Search the material below for the word "madlab" and copy every line in which it occurs.

#### Supplied data
^^^^^^^^^^^^^^^^

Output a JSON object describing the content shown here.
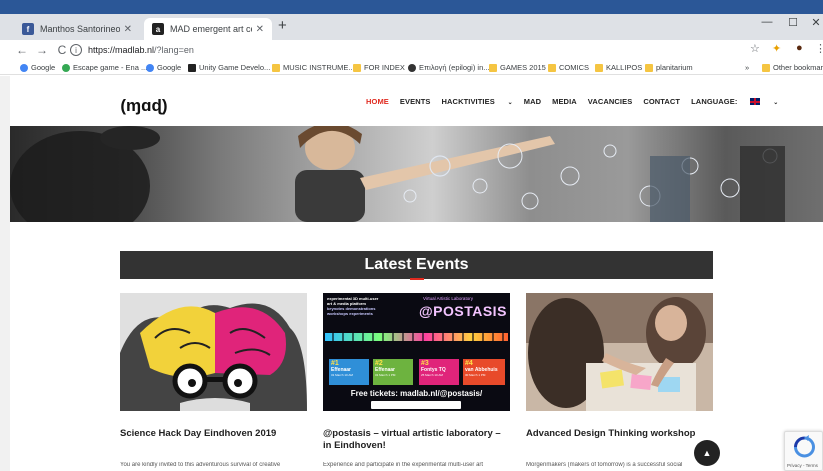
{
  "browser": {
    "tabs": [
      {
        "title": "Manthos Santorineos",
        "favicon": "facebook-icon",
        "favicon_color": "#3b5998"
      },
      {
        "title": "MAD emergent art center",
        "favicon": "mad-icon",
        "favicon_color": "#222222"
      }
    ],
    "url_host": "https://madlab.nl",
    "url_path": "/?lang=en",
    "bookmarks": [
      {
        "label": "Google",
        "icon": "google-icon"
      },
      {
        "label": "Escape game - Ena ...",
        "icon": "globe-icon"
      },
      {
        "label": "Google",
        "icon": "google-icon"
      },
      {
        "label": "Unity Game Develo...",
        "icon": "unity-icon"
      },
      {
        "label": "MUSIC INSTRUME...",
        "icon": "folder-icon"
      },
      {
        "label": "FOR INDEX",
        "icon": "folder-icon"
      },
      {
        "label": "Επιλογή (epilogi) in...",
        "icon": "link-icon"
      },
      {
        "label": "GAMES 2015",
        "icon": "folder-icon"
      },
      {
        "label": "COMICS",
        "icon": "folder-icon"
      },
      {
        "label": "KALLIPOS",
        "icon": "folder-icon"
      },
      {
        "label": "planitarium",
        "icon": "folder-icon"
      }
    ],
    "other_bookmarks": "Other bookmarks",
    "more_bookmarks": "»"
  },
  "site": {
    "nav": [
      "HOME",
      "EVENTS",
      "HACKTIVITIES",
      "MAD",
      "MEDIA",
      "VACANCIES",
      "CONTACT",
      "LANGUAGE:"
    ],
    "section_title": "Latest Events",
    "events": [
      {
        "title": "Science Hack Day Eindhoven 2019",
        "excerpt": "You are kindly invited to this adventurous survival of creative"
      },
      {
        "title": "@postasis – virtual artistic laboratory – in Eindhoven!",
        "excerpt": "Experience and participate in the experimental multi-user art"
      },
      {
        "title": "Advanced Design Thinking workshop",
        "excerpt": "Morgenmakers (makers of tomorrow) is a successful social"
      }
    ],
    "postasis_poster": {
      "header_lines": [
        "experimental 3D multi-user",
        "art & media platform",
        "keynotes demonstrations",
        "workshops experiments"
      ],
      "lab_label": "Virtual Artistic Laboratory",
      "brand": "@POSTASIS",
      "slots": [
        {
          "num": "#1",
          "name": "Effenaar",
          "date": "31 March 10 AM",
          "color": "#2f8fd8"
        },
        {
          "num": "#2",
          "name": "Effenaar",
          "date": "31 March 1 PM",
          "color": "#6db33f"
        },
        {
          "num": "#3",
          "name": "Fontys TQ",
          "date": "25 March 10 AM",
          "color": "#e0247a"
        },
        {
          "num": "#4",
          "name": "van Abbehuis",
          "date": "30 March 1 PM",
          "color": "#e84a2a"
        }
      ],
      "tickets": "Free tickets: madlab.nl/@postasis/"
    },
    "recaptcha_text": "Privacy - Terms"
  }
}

^^^^^^^^^^^^^^^^

#### Correct response
    "url_host": "https://madlab.nl",
      "tickets": "Free tickets: madlab.nl/@postasis/"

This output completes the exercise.